[Texto de leitura]

Em outro estudo que envolveu pacientes brasileiros (Estudo Brasileiro de Marcapasso Fisiológico - ESBRAMAF - resultados preliminares), MARTINELLI FILHO et al. [15], em 2001, avaliaram os potenciais benefícios da estimulação cardíaca artificial atrioventricular sobre a ventricular, comparando o comportamento clínico-funcional dos pacientes, concluíram que, em seguimento a curto prazo, não houve diferença entre os modos.
Por outro lado, alguns autores entendem que a oportunidade da troca de gerador deva ser utilizada para realizar o implante do cabo-eletrodo atrial para a profilaxia de taquiarritmias supraventriculares. Este procedimento foi proposto pela primeira vez em 1992, por SULKE et al. [16], por meio de um estudo randomizado incluindo 16 pacientes assintomáticos, com marcapasso VVI implantado há mais de três anos por doença do nó sinusal e bloqueio atrioventricular. O modo DDD promoveu melhora da capacidade física e de bem estar (avaliação subjetiva), mas não foi diferente do ponto de vista ecocardiográfico.

[/Texto de leitura]

__O que se pede__.
Responda com base no texto sobre estimulação cardíaca:
(a) A que conclusão chegaram MARTINELLI FILHO et al. sobre o seguimento a curto prazo?
(b) Quantos pacientes participaram do estudo randomizado de SULKE et al.?
(c) Sob qual ponto de vista o modo DDD não se mostrou diferente?

[Registros fornecidos]

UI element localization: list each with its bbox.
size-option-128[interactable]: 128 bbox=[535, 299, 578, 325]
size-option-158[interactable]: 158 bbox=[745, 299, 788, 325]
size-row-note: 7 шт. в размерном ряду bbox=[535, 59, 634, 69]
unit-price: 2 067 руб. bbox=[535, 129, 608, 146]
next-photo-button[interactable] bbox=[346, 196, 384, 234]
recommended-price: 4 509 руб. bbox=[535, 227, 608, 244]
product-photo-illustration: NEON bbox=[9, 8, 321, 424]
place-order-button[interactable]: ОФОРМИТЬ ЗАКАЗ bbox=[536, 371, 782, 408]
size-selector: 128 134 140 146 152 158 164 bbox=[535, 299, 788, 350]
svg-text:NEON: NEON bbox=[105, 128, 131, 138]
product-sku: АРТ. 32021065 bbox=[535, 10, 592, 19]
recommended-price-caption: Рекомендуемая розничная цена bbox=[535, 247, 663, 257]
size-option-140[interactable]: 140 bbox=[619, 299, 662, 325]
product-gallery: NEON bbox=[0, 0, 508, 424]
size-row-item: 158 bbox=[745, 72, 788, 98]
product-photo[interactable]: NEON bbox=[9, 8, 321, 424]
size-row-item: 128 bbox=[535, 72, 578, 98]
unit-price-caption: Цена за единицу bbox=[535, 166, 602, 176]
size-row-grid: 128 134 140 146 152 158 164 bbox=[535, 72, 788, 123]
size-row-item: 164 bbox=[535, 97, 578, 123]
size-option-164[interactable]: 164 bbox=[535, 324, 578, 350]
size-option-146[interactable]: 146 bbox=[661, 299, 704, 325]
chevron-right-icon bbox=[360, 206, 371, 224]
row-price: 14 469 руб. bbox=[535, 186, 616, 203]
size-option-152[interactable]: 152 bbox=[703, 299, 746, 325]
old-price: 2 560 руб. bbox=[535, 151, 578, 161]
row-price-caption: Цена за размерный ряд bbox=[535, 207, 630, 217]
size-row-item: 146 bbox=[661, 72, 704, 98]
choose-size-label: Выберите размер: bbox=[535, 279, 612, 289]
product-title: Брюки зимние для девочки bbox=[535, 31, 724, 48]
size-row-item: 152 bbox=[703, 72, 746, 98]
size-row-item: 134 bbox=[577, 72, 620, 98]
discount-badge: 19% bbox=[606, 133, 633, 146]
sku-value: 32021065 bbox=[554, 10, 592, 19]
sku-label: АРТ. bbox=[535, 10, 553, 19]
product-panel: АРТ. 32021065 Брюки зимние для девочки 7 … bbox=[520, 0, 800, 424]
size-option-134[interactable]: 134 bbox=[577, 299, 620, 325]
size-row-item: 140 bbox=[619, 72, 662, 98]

[/Registros fornecidos]

__Resposta__.
(a) Não houve diferença entre os modos.
(b) 16 pacientes assintomáticos.
(c) Sob o ponto de vista ecocardiográfico.